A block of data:
=-=-=

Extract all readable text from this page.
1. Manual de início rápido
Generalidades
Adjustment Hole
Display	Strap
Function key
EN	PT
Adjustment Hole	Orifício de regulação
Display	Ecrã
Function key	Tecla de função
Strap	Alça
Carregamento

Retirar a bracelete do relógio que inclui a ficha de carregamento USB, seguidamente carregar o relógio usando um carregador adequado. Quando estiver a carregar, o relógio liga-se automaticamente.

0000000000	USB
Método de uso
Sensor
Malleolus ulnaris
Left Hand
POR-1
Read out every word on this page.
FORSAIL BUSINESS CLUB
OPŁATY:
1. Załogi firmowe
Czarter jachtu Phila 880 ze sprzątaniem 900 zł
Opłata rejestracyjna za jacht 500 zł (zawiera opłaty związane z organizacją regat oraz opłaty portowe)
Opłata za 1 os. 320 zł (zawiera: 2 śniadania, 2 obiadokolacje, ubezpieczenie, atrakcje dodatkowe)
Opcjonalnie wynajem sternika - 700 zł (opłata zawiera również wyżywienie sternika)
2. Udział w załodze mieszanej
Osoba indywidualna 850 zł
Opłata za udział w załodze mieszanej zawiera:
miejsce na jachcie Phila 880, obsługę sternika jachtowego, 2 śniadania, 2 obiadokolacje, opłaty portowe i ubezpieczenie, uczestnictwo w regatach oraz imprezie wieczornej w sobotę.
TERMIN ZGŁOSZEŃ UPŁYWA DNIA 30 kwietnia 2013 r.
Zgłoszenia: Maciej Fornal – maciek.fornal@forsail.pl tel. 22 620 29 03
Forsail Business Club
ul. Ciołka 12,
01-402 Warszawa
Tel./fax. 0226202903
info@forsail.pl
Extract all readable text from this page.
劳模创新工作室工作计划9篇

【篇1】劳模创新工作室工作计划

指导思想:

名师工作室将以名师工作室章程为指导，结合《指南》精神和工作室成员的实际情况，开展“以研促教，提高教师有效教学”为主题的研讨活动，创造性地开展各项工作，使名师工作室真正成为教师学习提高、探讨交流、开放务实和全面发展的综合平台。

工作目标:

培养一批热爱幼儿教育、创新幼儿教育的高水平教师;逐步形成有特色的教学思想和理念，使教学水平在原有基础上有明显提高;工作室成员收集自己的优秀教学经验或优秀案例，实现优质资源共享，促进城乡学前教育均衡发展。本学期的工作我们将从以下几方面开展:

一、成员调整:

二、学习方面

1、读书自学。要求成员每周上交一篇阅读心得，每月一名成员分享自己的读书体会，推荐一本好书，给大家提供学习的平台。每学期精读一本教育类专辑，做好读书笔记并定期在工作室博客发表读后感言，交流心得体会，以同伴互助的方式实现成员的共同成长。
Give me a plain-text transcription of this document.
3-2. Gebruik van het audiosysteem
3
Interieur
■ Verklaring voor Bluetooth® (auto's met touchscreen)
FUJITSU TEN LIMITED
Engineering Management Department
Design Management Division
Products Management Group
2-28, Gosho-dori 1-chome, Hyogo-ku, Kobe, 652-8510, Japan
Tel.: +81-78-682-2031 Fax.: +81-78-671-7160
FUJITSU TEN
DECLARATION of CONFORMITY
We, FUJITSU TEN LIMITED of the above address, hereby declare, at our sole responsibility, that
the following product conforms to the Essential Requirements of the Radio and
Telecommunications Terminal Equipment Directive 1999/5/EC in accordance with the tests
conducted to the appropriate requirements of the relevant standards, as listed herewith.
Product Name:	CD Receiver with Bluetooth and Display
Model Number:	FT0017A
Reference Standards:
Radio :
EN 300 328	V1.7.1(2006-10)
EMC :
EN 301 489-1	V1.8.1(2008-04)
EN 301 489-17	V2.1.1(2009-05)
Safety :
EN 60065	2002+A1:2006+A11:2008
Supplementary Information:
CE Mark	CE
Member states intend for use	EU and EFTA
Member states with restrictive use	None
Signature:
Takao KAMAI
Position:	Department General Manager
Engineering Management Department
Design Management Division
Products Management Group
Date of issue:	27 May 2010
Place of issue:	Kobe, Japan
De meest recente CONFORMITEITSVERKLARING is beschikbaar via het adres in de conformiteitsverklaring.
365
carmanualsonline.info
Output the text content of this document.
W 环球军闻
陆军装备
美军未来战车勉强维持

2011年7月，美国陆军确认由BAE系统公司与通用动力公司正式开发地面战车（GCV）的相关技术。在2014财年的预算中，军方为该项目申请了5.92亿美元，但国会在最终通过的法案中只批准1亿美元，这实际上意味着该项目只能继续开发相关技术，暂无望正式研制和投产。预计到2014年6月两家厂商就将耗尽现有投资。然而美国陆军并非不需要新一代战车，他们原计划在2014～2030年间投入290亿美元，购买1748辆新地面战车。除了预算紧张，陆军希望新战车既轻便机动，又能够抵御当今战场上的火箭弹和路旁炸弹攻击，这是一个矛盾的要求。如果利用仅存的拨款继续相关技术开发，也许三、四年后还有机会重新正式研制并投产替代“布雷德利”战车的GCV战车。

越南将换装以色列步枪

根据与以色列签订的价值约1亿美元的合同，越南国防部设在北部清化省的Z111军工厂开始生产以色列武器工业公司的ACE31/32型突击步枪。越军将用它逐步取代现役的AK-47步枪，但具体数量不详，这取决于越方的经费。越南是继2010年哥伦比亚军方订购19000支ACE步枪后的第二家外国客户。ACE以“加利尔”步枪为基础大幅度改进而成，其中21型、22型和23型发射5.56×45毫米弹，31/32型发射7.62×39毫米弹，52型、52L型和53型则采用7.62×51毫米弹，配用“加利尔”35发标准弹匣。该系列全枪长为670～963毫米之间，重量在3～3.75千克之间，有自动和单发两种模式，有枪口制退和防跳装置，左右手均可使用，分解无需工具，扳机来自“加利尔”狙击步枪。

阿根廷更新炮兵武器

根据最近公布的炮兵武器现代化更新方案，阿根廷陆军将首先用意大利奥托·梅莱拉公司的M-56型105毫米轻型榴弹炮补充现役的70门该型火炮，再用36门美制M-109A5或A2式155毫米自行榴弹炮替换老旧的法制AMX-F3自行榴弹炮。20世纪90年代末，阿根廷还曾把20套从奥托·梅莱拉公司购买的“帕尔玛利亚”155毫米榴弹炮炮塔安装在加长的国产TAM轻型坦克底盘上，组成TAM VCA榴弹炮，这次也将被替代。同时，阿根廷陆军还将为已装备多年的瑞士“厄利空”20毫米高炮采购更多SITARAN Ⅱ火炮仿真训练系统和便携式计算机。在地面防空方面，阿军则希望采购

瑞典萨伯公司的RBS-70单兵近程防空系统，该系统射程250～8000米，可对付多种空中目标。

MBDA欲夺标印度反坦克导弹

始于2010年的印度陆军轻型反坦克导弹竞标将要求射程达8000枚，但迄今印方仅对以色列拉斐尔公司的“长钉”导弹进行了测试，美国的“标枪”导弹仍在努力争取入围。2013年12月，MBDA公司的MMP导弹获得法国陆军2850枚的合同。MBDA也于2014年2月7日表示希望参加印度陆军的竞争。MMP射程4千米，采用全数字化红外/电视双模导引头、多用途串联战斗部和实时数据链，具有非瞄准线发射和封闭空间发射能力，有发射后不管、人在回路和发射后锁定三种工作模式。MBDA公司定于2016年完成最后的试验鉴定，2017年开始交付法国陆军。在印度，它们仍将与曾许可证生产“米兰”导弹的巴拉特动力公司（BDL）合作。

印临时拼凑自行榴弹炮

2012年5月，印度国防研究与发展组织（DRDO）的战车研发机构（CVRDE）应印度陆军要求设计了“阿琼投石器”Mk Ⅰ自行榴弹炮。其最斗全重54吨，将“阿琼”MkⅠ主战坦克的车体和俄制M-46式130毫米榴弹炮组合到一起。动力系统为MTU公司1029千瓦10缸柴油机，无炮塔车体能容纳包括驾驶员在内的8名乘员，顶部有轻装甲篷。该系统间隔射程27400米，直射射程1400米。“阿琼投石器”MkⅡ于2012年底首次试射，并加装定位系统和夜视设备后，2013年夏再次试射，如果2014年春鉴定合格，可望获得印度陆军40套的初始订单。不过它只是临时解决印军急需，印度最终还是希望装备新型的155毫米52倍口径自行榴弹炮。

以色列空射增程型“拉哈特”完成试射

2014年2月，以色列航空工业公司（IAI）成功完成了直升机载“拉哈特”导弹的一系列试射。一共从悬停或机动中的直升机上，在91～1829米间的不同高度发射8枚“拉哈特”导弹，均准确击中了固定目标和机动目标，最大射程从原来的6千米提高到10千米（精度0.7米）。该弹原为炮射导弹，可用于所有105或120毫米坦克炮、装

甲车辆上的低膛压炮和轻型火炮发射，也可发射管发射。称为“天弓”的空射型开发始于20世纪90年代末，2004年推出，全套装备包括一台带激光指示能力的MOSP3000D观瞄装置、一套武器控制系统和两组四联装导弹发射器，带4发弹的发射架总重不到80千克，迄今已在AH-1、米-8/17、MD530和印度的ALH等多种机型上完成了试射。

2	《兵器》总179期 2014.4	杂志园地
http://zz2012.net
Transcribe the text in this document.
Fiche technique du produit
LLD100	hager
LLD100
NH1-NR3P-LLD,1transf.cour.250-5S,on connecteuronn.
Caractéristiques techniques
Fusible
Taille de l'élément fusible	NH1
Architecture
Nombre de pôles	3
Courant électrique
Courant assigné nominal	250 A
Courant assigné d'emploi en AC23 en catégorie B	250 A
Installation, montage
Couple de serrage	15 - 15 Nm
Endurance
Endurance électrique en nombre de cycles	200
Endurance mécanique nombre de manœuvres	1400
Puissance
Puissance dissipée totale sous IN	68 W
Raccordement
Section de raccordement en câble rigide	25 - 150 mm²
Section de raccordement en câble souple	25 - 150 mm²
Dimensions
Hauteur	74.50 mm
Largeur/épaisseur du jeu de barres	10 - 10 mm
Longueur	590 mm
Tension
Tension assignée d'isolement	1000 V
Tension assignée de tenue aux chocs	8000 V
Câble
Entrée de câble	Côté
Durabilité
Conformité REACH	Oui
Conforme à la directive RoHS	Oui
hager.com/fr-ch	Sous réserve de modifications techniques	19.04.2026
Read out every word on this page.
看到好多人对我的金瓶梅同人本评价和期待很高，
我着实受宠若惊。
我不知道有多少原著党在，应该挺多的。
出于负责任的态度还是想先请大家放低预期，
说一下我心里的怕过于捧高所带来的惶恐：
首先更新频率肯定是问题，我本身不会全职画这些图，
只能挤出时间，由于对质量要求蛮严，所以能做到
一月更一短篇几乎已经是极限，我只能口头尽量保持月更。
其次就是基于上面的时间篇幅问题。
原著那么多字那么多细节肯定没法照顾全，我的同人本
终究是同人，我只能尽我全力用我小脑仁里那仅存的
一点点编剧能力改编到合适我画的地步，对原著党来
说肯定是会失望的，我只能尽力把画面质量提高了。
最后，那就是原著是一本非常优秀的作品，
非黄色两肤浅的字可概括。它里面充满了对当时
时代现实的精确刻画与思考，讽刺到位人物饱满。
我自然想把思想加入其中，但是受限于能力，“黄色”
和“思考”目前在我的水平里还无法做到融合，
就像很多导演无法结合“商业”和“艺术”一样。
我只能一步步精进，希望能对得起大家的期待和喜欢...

=-=-=

_Short task_
Go through the records and pull out each line that includes the word "issue".

_Output_
Date of issue:	27 May 2010
Place of issue:	Kobe, Japan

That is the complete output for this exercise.